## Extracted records
══════════

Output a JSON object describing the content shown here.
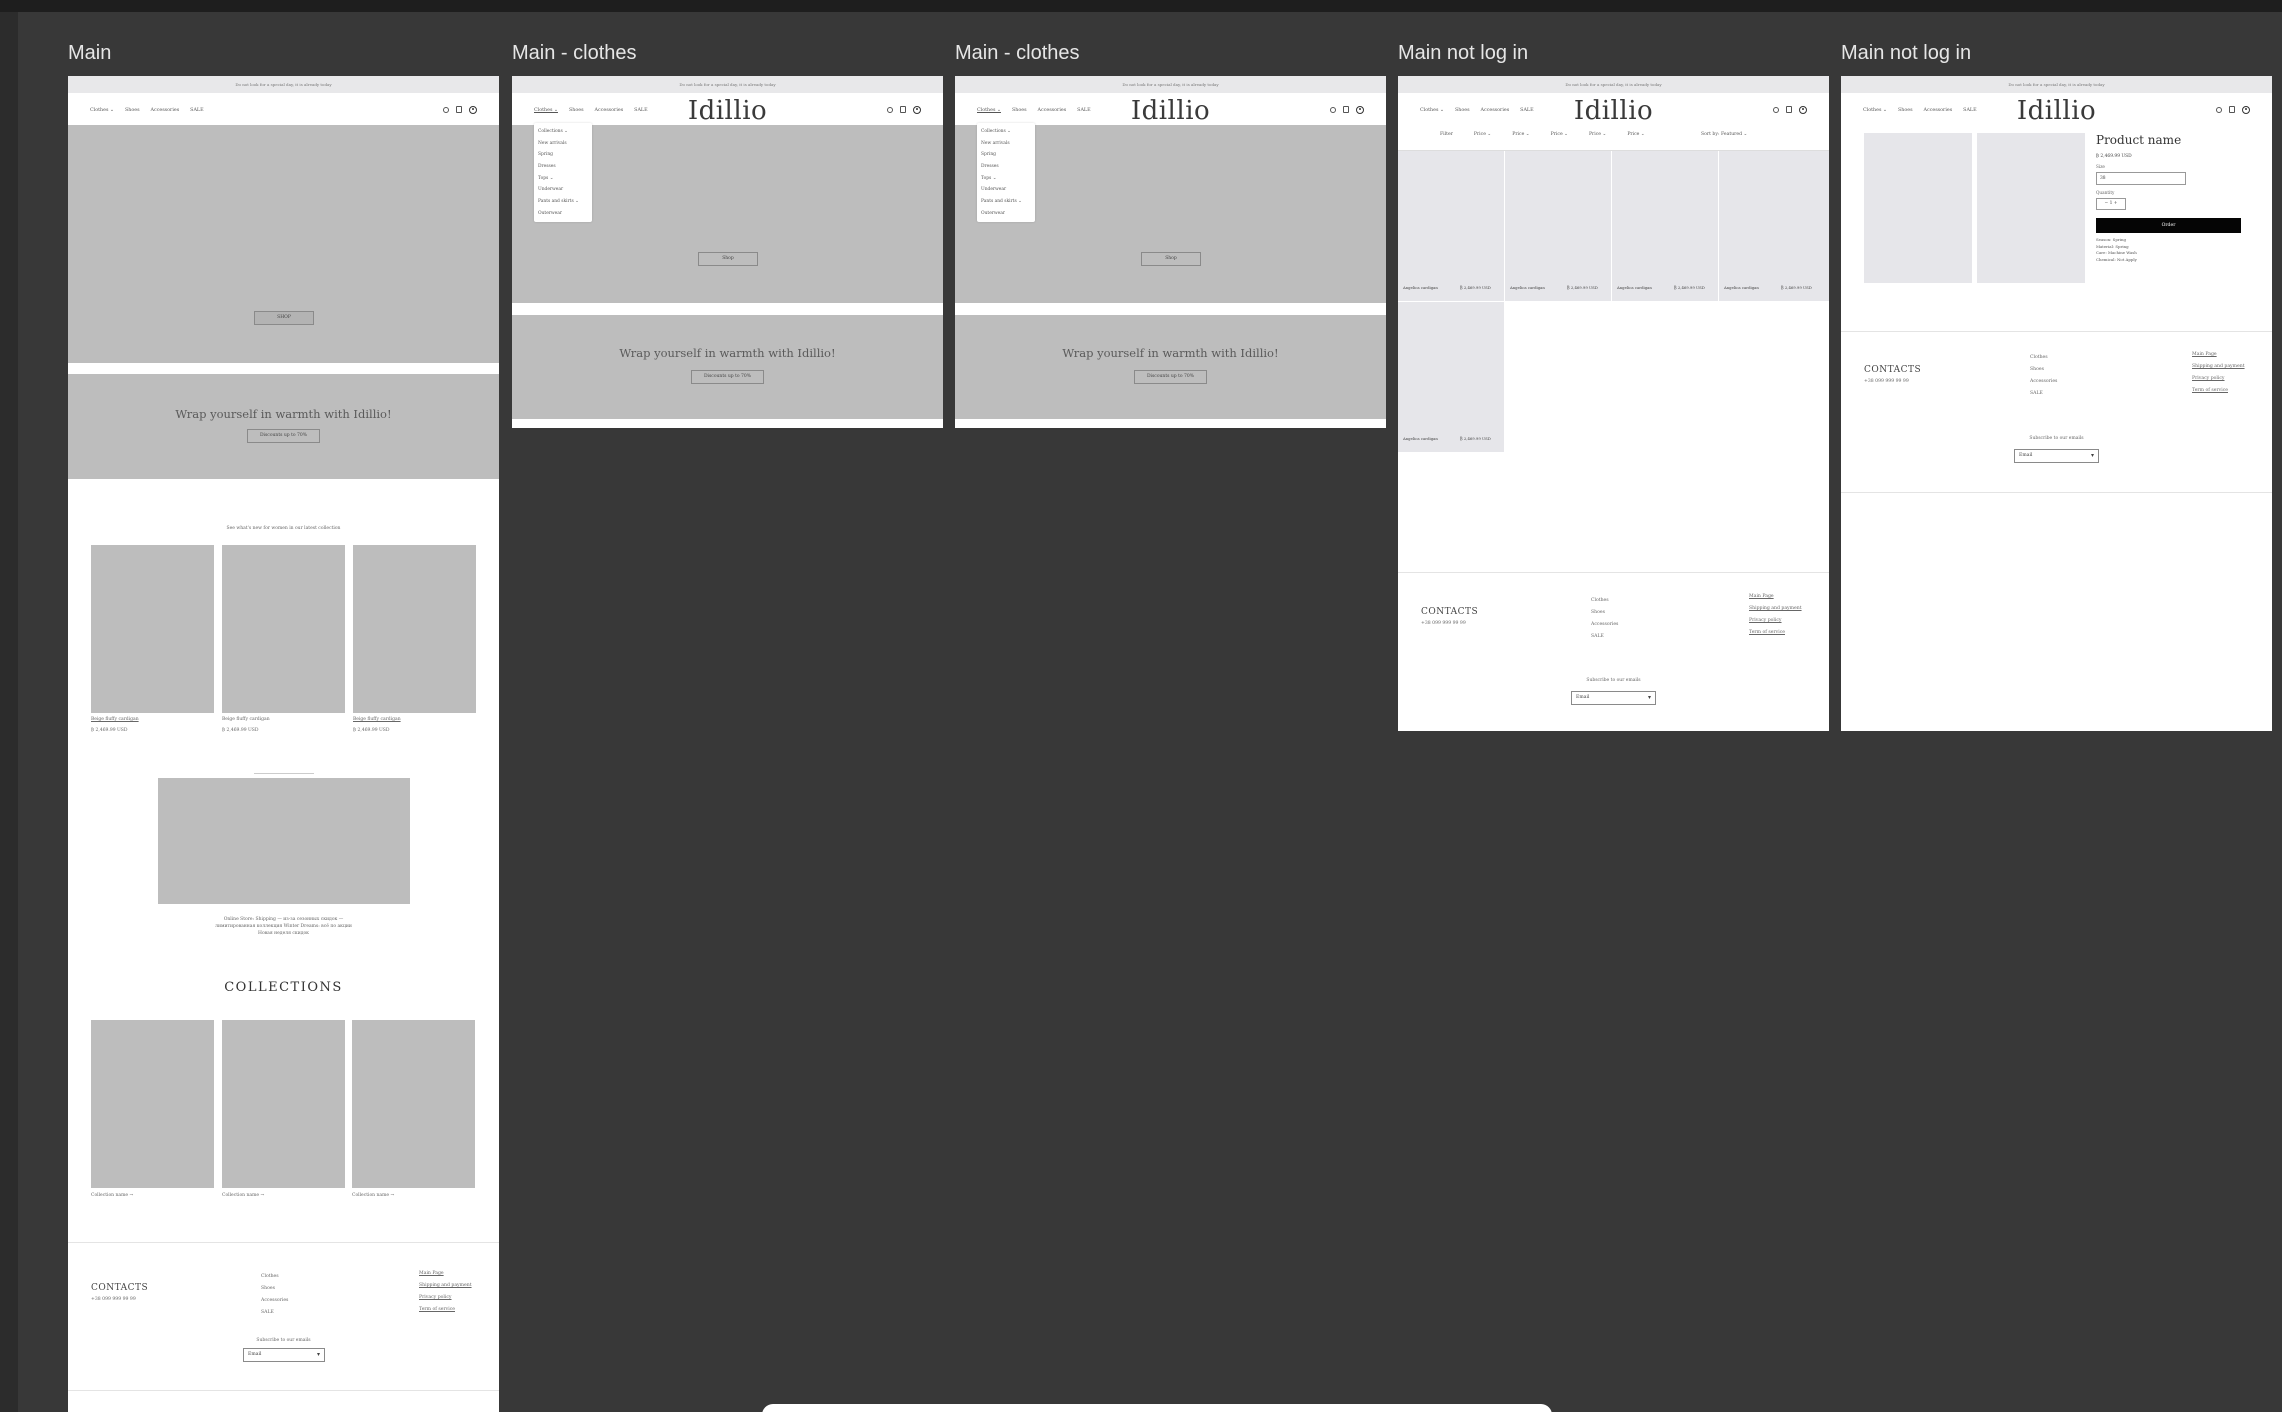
{
  "frames": {
    "main": "Main",
    "clothes1": "Main - clothes",
    "clothes2": "Main - clothes",
    "notlog1": "Main not log in",
    "notlog2": "Main not log in"
  },
  "site": {
    "announcement": "Do not look for a special day, it is already today",
    "logo": "Idillio",
    "nav": [
      "Clothes ⌄",
      "Shoes",
      "Accessories",
      "SALE"
    ]
  },
  "hero": {
    "shop_button": "SHOP",
    "shop_button_alt": "Shop",
    "banner_title": "Wrap yourself in warmth with Idillio!",
    "banner_button": "Discounts up to 70%"
  },
  "main": {
    "latest_caption": "See what's new for women in our latest collection",
    "products": [
      {
        "name": "Beige fluffy cardigan",
        "price": "₿ 2,469.99 USD"
      },
      {
        "name": "Beige fluffy cardigan",
        "price": "₿ 2,469.99 USD"
      },
      {
        "name": "Beige fluffy cardigan",
        "price": "₿ 2,469.99 USD"
      }
    ],
    "promo_text_1": "Online Store: Shipping — из-за сезонных скидок —",
    "promo_text_2": "лимитированная коллекция Winter Dreams: всё по акции",
    "promo_text_3": "Новая неделя скидок",
    "collections_title": "COLLECTIONS",
    "collections": [
      "Collection name →",
      "Collection name →",
      "Collection name →"
    ]
  },
  "dropdown": [
    "Collections ⌄",
    "New arrivals",
    "Spring",
    "Dresses",
    "Tops ⌄",
    "Underwear",
    "Pants and skirts ⌄",
    "Outerwear"
  ],
  "filters": {
    "items": [
      "Filter",
      "Price ⌄",
      "Price ⌄",
      "Price ⌄",
      "Price ⌄",
      "Price ⌄"
    ],
    "sort": "Sort by: Featured ⌄",
    "card_name": "Angelica cardigan",
    "card_price": "₿ 2,469.99 USD"
  },
  "product": {
    "name": "Product name",
    "price": "₿ 2,469.99 USD",
    "size_label": "Size",
    "size_value": "38",
    "quantity_label": "Quantity",
    "quantity_value": "−  1  +",
    "order_button": "Order",
    "details": [
      "Season: Spring",
      "Material: Spring",
      "Care: Machine Wash",
      "Chemical: Not Apply"
    ]
  },
  "footer": {
    "contacts": "CONTACTS",
    "phone": "+38 099 999 99 99",
    "col1": [
      "Clothes",
      "Shoes",
      "Accessories",
      "SALE"
    ],
    "col2": [
      "Main Page",
      "Shipping and payment",
      "Privacy policy",
      "Term of service"
    ],
    "subscribe": "Subscribe to our emails",
    "email": "Email"
  }
}
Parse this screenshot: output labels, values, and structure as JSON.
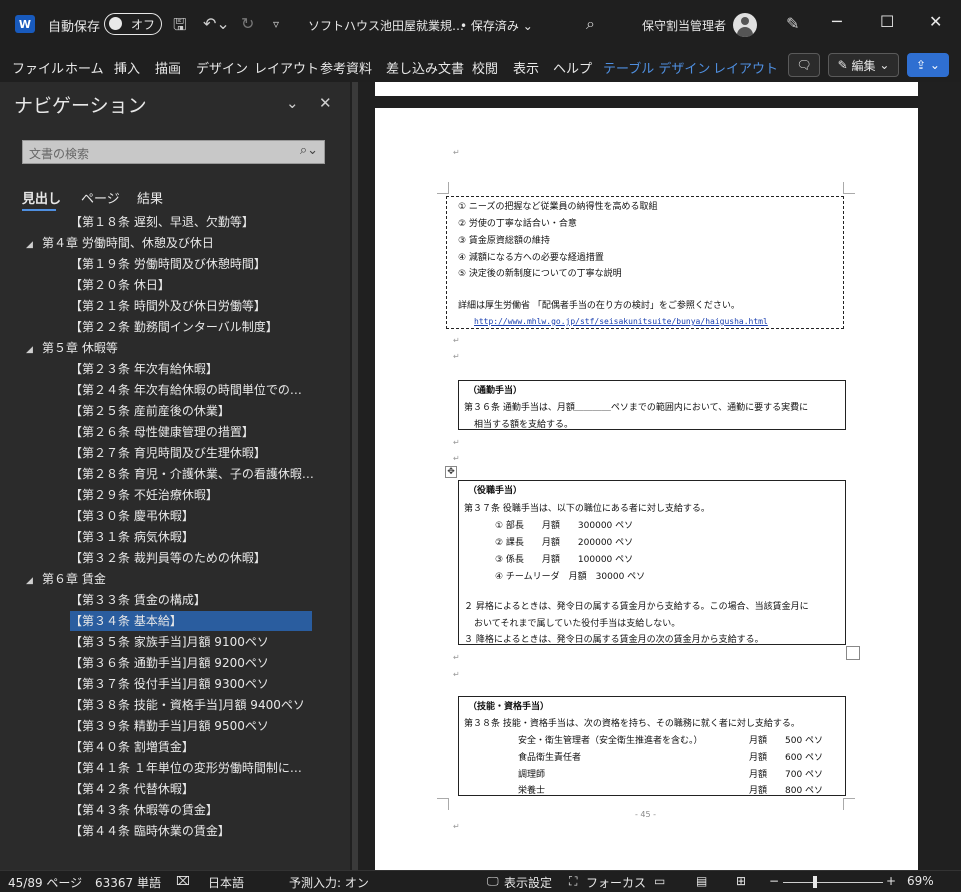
{
  "titlebar": {
    "autosave_label": "自動保存",
    "autosave_state": "オフ",
    "doc_title": "ソフトハウス池田屋就業規…",
    "save_status": "• 保存済み ⌄",
    "user_name": "保守割当管理者",
    "app_letter": "W"
  },
  "ribbon": {
    "tabs": [
      "ファイル",
      "ホーム",
      "挿入",
      "描画",
      "デザイン",
      "レイアウト",
      "参考資料",
      "差し込み文書",
      "校閲",
      "表示",
      "ヘルプ",
      "テーブル デザイン",
      "レイアウト"
    ],
    "edit_label": "編集",
    "accent_color": "#4f8fe0"
  },
  "nav": {
    "title": "ナビゲーション",
    "search_placeholder": "文書の検索",
    "tabs": [
      "見出し",
      "ページ",
      "結果"
    ],
    "items": [
      {
        "label": "【第１８条 遅刻、早退、欠勤等】",
        "level": 2
      },
      {
        "label": "第４章 労働時間、休憩及び休日",
        "level": 1
      },
      {
        "label": "【第１９条 労働時間及び休憩時間】",
        "level": 2
      },
      {
        "label": "【第２０条 休日】",
        "level": 2
      },
      {
        "label": "【第２１条 時間外及び休日労働等】",
        "level": 2
      },
      {
        "label": "【第２２条 勤務間インターバル制度】",
        "level": 2
      },
      {
        "label": "第５章 休暇等",
        "level": 1
      },
      {
        "label": "【第２３条 年次有給休暇】",
        "level": 2
      },
      {
        "label": "【第２４条 年次有給休暇の時間単位での…",
        "level": 2
      },
      {
        "label": "【第２５条 産前産後の休業】",
        "level": 2
      },
      {
        "label": "【第２６条 母性健康管理の措置】",
        "level": 2
      },
      {
        "label": "【第２７条 育児時間及び生理休暇】",
        "level": 2
      },
      {
        "label": "【第２８条 育児・介護休業、子の看護休暇…",
        "level": 2
      },
      {
        "label": "【第２９条 不妊治療休暇】",
        "level": 2
      },
      {
        "label": "【第３０条 慶弔休暇】",
        "level": 2
      },
      {
        "label": "【第３１条 病気休暇】",
        "level": 2
      },
      {
        "label": "【第３２条 裁判員等のための休暇】",
        "level": 2
      },
      {
        "label": "第６章 賃金",
        "level": 1
      },
      {
        "label": "【第３３条 賃金の構成】",
        "level": 2
      },
      {
        "label": "【第３４条 基本給】",
        "level": 2,
        "selected": true
      },
      {
        "label": "【第３５条 家族手当]月額 9100ペソ",
        "level": 2
      },
      {
        "label": "【第３６条 通勤手当]月額 9200ペソ",
        "level": 2
      },
      {
        "label": "【第３７条 役付手当]月額 9300ペソ",
        "level": 2
      },
      {
        "label": "【第３８条 技能・資格手当]月額 9400ペソ",
        "level": 2
      },
      {
        "label": "【第３９条 精勤手当]月額 9500ペソ",
        "level": 2
      },
      {
        "label": "【第４０条 割増賃金】",
        "level": 2
      },
      {
        "label": "【第４１条 １年単位の変形労働時間制に…",
        "level": 2
      },
      {
        "label": "【第４２条 代替休暇】",
        "level": 2
      },
      {
        "label": "【第４３条 休暇等の賃金】",
        "level": 2
      },
      {
        "label": "【第４４条 臨時休業の賃金】",
        "level": 2
      }
    ],
    "selected_color": "#2a5d9f"
  },
  "document": {
    "box1": [
      "① ニーズの把握など従業員の納得性を高める取組",
      "② 労使の丁寧な話合い・合意",
      "③ 賃金原資総額の維持",
      "④ 減額になる方への必要な経過措置",
      "⑤ 決定後の新制度についての丁寧な説明",
      "詳細は厚生労働省 「配偶者手当の在り方の検討」をご参照ください。"
    ],
    "box1_link": "http://www.mhlw.go.jp/stf/seisakunitsuite/bunya/haigusha.html",
    "box2_heading": "（通勤手当）",
    "box2_lines": [
      "第３６条 通勤手当は、月額＿＿＿＿ペソまでの範囲内において、通勤に要する実費に",
      "相当する額を支給する。"
    ],
    "box3_heading": "（役職手当）",
    "box3_lines": [
      "第３７条 役職手当は、以下の職位にある者に対し支給する。",
      "① 部長　　月額　　300000 ペソ",
      "② 課長　　月額　　200000 ペソ",
      "③ 係長　　月額　　100000 ペソ",
      "④ チームリーダ　月額　30000 ペソ",
      "２ 昇格によるときは、発令日の属する賃金月から支給する。この場合、当該賃金月に",
      "おいてそれまで属していた役付手当は支給しない。",
      "３ 降格によるときは、発令日の属する賃金月の次の賃金月から支給する。"
    ],
    "box4_heading": "（技能・資格手当）",
    "box4_lines": [
      "第３８条 技能・資格手当は、次の資格を持ち、その職務に就く者に対し支給する。",
      "安全・衛生管理者（安全衛生推進者を含む。）",
      "食品衛生責任者",
      "調理師",
      "栄養士"
    ],
    "box4_amounts": [
      "月額　　500 ペソ",
      "月額　　600 ペソ",
      "月額　　700 ペソ",
      "月額　　800 ペソ"
    ],
    "page_number": "- 45 -"
  },
  "status": {
    "page": "45/89 ページ",
    "words": "63367 単語",
    "language": "日本語",
    "predict": "予測入力: オン",
    "display_settings": "表示設定",
    "focus": "フォーカス",
    "zoom": "69%"
  }
}
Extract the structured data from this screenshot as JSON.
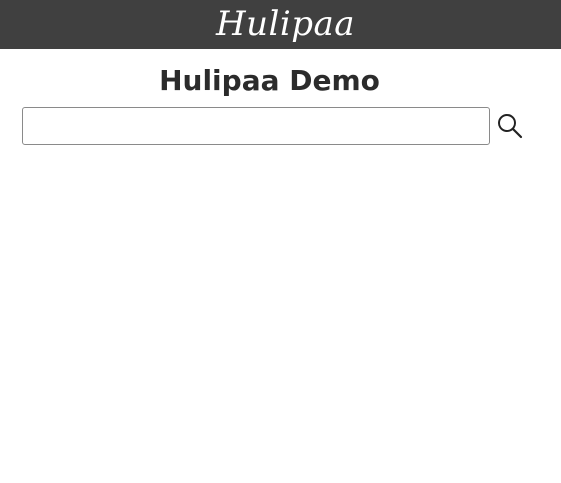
{
  "header": {
    "brand": "Hulipaa"
  },
  "main": {
    "title": "Hulipaa Demo"
  },
  "search": {
    "value": "",
    "placeholder": "",
    "button_icon": "search-icon"
  }
}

══════════

## Direction
Every line from the one containing "Extract the structured" through the last line of the data is to be retyped exactly, with nothing added and no pictures included.

## The answer
Extract the structured data from this screenshot as JSON.
{
  "header": {
    "brand": "Hulipaa"
  },
  "main": {
    "title": "Hulipaa Demo"
  },
  "search": {
    "value": "",
    "placeholder": "",
    "button_icon": "search-icon"
  }
}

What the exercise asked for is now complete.